**What you are asked to do**
In the entries that follow, how many lines contain the word "style"? Answer with the number only.

= = = = = = =

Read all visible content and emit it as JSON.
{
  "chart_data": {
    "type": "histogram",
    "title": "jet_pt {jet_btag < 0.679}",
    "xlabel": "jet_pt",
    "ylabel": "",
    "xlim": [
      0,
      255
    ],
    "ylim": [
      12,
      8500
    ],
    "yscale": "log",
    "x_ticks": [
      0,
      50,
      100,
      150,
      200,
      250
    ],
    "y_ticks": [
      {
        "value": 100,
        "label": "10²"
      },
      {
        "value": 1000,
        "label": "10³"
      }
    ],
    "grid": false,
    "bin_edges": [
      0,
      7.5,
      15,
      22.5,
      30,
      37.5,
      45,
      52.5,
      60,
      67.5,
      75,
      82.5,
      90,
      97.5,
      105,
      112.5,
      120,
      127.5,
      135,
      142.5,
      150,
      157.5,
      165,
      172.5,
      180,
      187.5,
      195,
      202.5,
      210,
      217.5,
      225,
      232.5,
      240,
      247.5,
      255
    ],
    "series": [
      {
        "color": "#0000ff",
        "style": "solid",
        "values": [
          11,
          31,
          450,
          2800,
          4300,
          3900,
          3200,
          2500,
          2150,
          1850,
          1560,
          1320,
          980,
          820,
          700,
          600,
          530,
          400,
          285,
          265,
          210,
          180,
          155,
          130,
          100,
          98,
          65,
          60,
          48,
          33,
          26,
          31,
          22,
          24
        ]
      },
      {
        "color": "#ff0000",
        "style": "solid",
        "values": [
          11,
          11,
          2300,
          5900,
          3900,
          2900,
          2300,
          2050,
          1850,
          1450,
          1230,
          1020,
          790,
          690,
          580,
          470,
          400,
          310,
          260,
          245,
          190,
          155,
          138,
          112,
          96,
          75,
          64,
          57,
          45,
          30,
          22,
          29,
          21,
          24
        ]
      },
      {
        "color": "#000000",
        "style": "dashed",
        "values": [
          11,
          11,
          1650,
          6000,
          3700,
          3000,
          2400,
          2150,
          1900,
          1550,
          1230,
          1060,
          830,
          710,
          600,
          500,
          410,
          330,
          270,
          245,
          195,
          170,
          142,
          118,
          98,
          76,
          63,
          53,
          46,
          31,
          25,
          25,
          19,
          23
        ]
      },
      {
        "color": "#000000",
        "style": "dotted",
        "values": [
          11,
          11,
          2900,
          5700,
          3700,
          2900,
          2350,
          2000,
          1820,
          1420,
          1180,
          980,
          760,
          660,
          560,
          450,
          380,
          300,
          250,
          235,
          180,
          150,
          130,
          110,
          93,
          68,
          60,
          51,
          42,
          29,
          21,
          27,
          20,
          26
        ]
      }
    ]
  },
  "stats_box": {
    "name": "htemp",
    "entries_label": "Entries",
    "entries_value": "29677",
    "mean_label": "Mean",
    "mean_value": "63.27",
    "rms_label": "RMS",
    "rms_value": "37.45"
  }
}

= = = = = = =

**Full solution**
4